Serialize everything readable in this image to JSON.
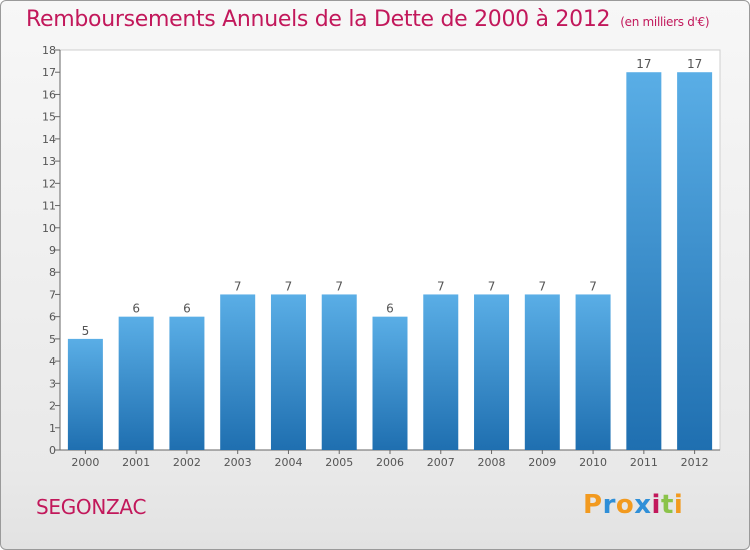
{
  "title": "Remboursements Annuels de la Dette de 2000 à 2012",
  "subtitle": "(en milliers d'€)",
  "commune": "SEGONZAC",
  "logo": {
    "text": "Proxiti",
    "letters": [
      {
        "ch": "P",
        "color": "#f29a1f"
      },
      {
        "ch": "r",
        "color": "#2f8fd8"
      },
      {
        "ch": "o",
        "color": "#f29a1f"
      },
      {
        "ch": "x",
        "color": "#2f8fd8"
      },
      {
        "ch": "i",
        "color": "#c2185b"
      },
      {
        "ch": "t",
        "color": "#8bc34a"
      },
      {
        "ch": "i",
        "color": "#f29a1f"
      }
    ]
  },
  "colors": {
    "bar_top": "#5aaee6",
    "bar_bottom": "#1f6fb0",
    "title": "#c2185b"
  },
  "chart_data": {
    "type": "bar",
    "title": "Remboursements Annuels de la Dette de 2000 à 2012",
    "unit": "(en milliers d'€)",
    "categories": [
      "2000",
      "2001",
      "2002",
      "2003",
      "2004",
      "2005",
      "2006",
      "2007",
      "2008",
      "2009",
      "2010",
      "2011",
      "2012"
    ],
    "values": [
      5,
      6,
      6,
      7,
      7,
      7,
      6,
      7,
      7,
      7,
      7,
      17,
      17
    ],
    "ylim": [
      0,
      18
    ],
    "yticks": [
      0,
      1,
      2,
      3,
      4,
      5,
      6,
      7,
      8,
      9,
      10,
      11,
      12,
      13,
      14,
      15,
      16,
      17,
      18
    ],
    "grid": false,
    "data_labels": true
  }
}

= = = =

▸ **Your instructions**: Write out the records above exactly as they stand, leaving out every picture.

▸ **Solution for this task**:
Serialize everything readable in this image to JSON.
{
  "title": "Remboursements Annuels de la Dette de 2000 à 2012",
  "subtitle": "(en milliers d'€)",
  "commune": "SEGONZAC",
  "logo": {
    "text": "Proxiti",
    "letters": [
      {
        "ch": "P",
        "color": "#f29a1f"
      },
      {
        "ch": "r",
        "color": "#2f8fd8"
      },
      {
        "ch": "o",
        "color": "#f29a1f"
      },
      {
        "ch": "x",
        "color": "#2f8fd8"
      },
      {
        "ch": "i",
        "color": "#c2185b"
      },
      {
        "ch": "t",
        "color": "#8bc34a"
      },
      {
        "ch": "i",
        "color": "#f29a1f"
      }
    ]
  },
  "colors": {
    "bar_top": "#5aaee6",
    "bar_bottom": "#1f6fb0",
    "title": "#c2185b"
  },
  "chart_data": {
    "type": "bar",
    "title": "Remboursements Annuels de la Dette de 2000 à 2012",
    "unit": "(en milliers d'€)",
    "categories": [
      "2000",
      "2001",
      "2002",
      "2003",
      "2004",
      "2005",
      "2006",
      "2007",
      "2008",
      "2009",
      "2010",
      "2011",
      "2012"
    ],
    "values": [
      5,
      6,
      6,
      7,
      7,
      7,
      6,
      7,
      7,
      7,
      7,
      17,
      17
    ],
    "ylim": [
      0,
      18
    ],
    "yticks": [
      0,
      1,
      2,
      3,
      4,
      5,
      6,
      7,
      8,
      9,
      10,
      11,
      12,
      13,
      14,
      15,
      16,
      17,
      18
    ],
    "grid": false,
    "data_labels": true
  }
}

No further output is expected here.